[Figure data in JSON]
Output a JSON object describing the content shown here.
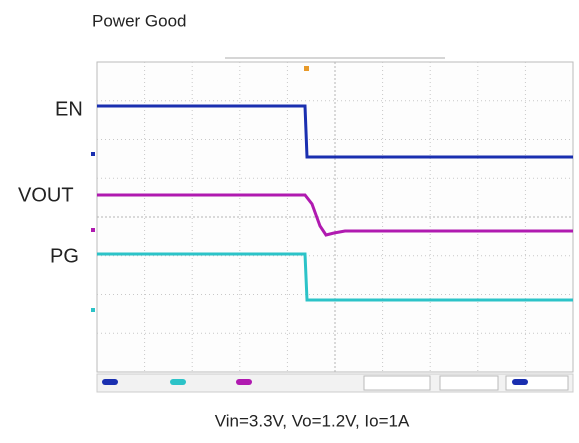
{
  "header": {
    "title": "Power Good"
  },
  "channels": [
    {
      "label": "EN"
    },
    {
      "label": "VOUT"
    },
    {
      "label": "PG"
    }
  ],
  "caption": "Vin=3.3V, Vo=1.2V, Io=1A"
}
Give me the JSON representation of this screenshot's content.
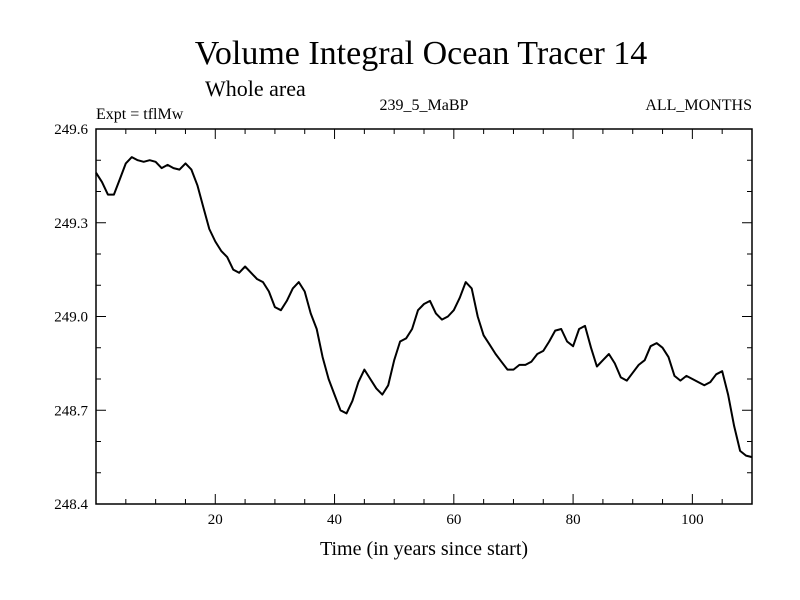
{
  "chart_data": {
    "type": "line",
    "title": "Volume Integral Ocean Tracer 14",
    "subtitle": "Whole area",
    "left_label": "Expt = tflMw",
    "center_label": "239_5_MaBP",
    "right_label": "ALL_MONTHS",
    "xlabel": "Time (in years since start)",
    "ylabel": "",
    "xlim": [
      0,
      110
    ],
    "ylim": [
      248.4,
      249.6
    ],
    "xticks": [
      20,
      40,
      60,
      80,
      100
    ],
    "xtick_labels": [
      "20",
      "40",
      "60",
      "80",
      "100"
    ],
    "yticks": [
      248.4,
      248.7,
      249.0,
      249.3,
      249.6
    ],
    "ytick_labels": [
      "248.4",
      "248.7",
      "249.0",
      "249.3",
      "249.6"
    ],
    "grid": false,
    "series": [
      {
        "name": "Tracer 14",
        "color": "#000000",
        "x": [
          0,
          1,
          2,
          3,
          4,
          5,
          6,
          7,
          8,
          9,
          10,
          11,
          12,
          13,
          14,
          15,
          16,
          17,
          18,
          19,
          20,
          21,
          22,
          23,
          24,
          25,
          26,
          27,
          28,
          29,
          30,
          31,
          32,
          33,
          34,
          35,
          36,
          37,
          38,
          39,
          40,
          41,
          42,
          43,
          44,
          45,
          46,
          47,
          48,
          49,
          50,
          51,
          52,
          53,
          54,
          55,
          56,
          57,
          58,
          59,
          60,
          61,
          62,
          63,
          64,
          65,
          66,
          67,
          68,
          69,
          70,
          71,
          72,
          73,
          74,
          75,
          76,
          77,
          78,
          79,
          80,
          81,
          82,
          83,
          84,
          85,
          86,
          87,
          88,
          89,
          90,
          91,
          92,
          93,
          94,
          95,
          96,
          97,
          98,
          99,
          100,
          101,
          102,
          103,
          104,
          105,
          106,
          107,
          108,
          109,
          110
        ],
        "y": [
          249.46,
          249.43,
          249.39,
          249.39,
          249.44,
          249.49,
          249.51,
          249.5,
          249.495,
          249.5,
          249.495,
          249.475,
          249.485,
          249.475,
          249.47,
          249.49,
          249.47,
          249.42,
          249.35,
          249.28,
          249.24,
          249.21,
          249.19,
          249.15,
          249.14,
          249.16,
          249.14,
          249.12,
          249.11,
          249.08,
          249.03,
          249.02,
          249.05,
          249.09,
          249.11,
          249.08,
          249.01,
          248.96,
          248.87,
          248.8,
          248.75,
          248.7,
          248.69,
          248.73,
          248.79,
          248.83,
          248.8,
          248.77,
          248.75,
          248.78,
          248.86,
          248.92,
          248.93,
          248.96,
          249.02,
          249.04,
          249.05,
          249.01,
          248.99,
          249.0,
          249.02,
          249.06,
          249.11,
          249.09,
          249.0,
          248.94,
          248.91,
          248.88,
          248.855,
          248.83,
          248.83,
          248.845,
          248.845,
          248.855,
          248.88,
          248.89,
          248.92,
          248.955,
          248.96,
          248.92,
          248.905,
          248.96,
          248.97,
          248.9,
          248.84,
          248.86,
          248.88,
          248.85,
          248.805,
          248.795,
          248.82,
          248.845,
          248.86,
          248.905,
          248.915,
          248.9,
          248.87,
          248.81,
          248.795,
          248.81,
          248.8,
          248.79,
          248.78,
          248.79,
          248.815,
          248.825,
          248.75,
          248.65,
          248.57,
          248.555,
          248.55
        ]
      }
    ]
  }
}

* _DIRECTION_
Copy every line above word for word and exclude the pictures.

* _RESPONSE TO THE EXERCISE_
Output a JSON object describing the content shown here.
{
  "header": {
    "title": "Power Good"
  },
  "channels": [
    {
      "label": "EN"
    },
    {
      "label": "VOUT"
    },
    {
      "label": "PG"
    }
  ],
  "caption": "Vin=3.3V, Vo=1.2V, Io=1A"
}
Give me the JSON representation of this screenshot's content.
{
  "chart_data": {
    "type": "line",
    "title": "Volume Integral Ocean Tracer 14",
    "subtitle": "Whole area",
    "left_label": "Expt = tflMw",
    "center_label": "239_5_MaBP",
    "right_label": "ALL_MONTHS",
    "xlabel": "Time (in years since start)",
    "ylabel": "",
    "xlim": [
      0,
      110
    ],
    "ylim": [
      248.4,
      249.6
    ],
    "xticks": [
      20,
      40,
      60,
      80,
      100
    ],
    "xtick_labels": [
      "20",
      "40",
      "60",
      "80",
      "100"
    ],
    "yticks": [
      248.4,
      248.7,
      249.0,
      249.3,
      249.6
    ],
    "ytick_labels": [
      "248.4",
      "248.7",
      "249.0",
      "249.3",
      "249.6"
    ],
    "grid": false,
    "series": [
      {
        "name": "Tracer 14",
        "color": "#000000",
        "x": [
          0,
          1,
          2,
          3,
          4,
          5,
          6,
          7,
          8,
          9,
          10,
          11,
          12,
          13,
          14,
          15,
          16,
          17,
          18,
          19,
          20,
          21,
          22,
          23,
          24,
          25,
          26,
          27,
          28,
          29,
          30,
          31,
          32,
          33,
          34,
          35,
          36,
          37,
          38,
          39,
          40,
          41,
          42,
          43,
          44,
          45,
          46,
          47,
          48,
          49,
          50,
          51,
          52,
          53,
          54,
          55,
          56,
          57,
          58,
          59,
          60,
          61,
          62,
          63,
          64,
          65,
          66,
          67,
          68,
          69,
          70,
          71,
          72,
          73,
          74,
          75,
          76,
          77,
          78,
          79,
          80,
          81,
          82,
          83,
          84,
          85,
          86,
          87,
          88,
          89,
          90,
          91,
          92,
          93,
          94,
          95,
          96,
          97,
          98,
          99,
          100,
          101,
          102,
          103,
          104,
          105,
          106,
          107,
          108,
          109,
          110
        ],
        "y": [
          249.46,
          249.43,
          249.39,
          249.39,
          249.44,
          249.49,
          249.51,
          249.5,
          249.495,
          249.5,
          249.495,
          249.475,
          249.485,
          249.475,
          249.47,
          249.49,
          249.47,
          249.42,
          249.35,
          249.28,
          249.24,
          249.21,
          249.19,
          249.15,
          249.14,
          249.16,
          249.14,
          249.12,
          249.11,
          249.08,
          249.03,
          249.02,
          249.05,
          249.09,
          249.11,
          249.08,
          249.01,
          248.96,
          248.87,
          248.8,
          248.75,
          248.7,
          248.69,
          248.73,
          248.79,
          248.83,
          248.8,
          248.77,
          248.75,
          248.78,
          248.86,
          248.92,
          248.93,
          248.96,
          249.02,
          249.04,
          249.05,
          249.01,
          248.99,
          249.0,
          249.02,
          249.06,
          249.11,
          249.09,
          249.0,
          248.94,
          248.91,
          248.88,
          248.855,
          248.83,
          248.83,
          248.845,
          248.845,
          248.855,
          248.88,
          248.89,
          248.92,
          248.955,
          248.96,
          248.92,
          248.905,
          248.96,
          248.97,
          248.9,
          248.84,
          248.86,
          248.88,
          248.85,
          248.805,
          248.795,
          248.82,
          248.845,
          248.86,
          248.905,
          248.915,
          248.9,
          248.87,
          248.81,
          248.795,
          248.81,
          248.8,
          248.79,
          248.78,
          248.79,
          248.815,
          248.825,
          248.75,
          248.65,
          248.57,
          248.555,
          248.55
        ]
      }
    ]
  }
}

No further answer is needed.